Set exercise: Every record below should be printed exactly as it appears.

Dataset excerpts:
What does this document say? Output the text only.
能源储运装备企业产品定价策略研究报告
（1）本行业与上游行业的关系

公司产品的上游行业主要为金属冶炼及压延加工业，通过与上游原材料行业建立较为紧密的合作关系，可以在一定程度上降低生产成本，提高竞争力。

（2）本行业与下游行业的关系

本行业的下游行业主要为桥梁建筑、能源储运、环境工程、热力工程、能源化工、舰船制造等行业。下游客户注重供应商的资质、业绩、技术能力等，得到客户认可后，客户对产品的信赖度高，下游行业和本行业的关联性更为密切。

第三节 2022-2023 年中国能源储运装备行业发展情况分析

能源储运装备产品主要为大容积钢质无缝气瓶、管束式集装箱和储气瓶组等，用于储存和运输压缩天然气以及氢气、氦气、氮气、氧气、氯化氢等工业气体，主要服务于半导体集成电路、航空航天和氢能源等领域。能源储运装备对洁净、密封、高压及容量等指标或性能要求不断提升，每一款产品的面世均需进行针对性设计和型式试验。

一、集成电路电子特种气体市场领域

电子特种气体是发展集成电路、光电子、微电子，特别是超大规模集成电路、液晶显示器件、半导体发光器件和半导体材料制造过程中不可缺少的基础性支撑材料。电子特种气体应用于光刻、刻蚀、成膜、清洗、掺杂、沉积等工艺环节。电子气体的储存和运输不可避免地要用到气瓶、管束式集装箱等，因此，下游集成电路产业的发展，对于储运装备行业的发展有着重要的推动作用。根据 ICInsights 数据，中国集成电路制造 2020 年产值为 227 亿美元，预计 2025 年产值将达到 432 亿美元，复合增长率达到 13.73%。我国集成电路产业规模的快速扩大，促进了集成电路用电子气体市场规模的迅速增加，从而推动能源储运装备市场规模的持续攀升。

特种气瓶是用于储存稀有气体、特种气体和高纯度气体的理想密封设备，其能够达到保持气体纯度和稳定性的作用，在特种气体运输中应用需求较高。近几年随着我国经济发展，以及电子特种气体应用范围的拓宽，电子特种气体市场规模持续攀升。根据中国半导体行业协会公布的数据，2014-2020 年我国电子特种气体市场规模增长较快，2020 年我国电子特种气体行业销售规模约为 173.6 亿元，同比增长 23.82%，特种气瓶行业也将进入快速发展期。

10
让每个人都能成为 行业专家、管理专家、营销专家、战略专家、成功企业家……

Answer to the task:
What does this document say? Output the text only.
能源储运装备企业产品定价策略研究报告
（1）本行业与上游行业的关系

公司产品的上游行业主要为金属冶炼及压延加工业，通过与上游原材料行业建立较为紧密的合作关系，可以在一定程度上降低生产成本，提高竞争力。

（2）本行业与下游行业的关系

本行业的下游行业主要为桥梁建筑、能源储运、环境工程、热力工程、能源化工、舰船制造等行业。下游客户注重供应商的资质、业绩、技术能力等，得到客户认可后，客户对产品的信赖度高，下游行业和本行业的关联性更为密切。

第三节 2022-2023 年中国能源储运装备行业发展情况分析

能源储运装备产品主要为大容积钢质无缝气瓶、管束式集装箱和储气瓶组等，用于储存和运输压缩天然气以及氢气、氦气、氮气、氧气、氯化氢等工业气体，主要服务于半导体集成电路、航空航天和氢能源等领域。能源储运装备对洁净、密封、高压及容量等指标或性能要求不断提升，每一款产品的面世均需进行针对性设计和型式试验。

一、集成电路电子特种气体市场领域

电子特种气体是发展集成电路、光电子、微电子，特别是超大规模集成电路、液晶显示器件、半导体发光器件和半导体材料制造过程中不可缺少的基础性支撑材料。电子特种气体应用于光刻、刻蚀、成膜、清洗、掺杂、沉积等工艺环节。电子气体的储存和运输不可避免地要用到气瓶、管束式集装箱等，因此，下游集成电路产业的发展，对于储运装备行业的发展有着重要的推动作用。根据 ICInsights 数据，中国集成电路制造 2020 年产值为 227 亿美元，预计 2025 年产值将达到 432 亿美元，复合增长率达到 13.73%。我国集成电路产业规模的快速扩大，促进了集成电路用电子气体市场规模的迅速增加，从而推动能源储运装备市场规模的持续攀升。

特种气瓶是用于储存稀有气体、特种气体和高纯度气体的理想密封设备，其能够达到保持气体纯度和稳定性的作用，在特种气体运输中应用需求较高。近几年随着我国经济发展，以及电子特种气体应用范围的拓宽，电子特种气体市场规模持续攀升。根据中国半导体行业协会公布的数据，2014-2020 年我国电子特种气体市场规模增长较快，2020 年我国电子特种气体行业销售规模约为 173.6 亿元，同比增长 23.82%，特种气瓶行业也将进入快速发展期。

10
让每个人都能成为 行业专家、管理专家、营销专家、战略专家、成功企业家……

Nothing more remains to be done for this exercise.